=== Work to be completed ===
Report how many lines contain "техніка", with no other words.

=== Excerpted data ===
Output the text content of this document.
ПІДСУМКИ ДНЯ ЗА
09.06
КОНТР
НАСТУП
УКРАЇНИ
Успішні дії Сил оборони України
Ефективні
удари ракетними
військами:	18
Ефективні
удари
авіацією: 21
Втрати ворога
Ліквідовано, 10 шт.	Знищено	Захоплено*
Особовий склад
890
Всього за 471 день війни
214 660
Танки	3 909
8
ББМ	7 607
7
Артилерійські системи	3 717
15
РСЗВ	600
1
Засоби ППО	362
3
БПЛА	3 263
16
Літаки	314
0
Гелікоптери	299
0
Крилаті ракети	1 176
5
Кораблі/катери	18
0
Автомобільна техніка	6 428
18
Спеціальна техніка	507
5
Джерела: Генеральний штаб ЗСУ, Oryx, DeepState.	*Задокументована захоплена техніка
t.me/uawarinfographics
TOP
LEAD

=== Complete answer ===
3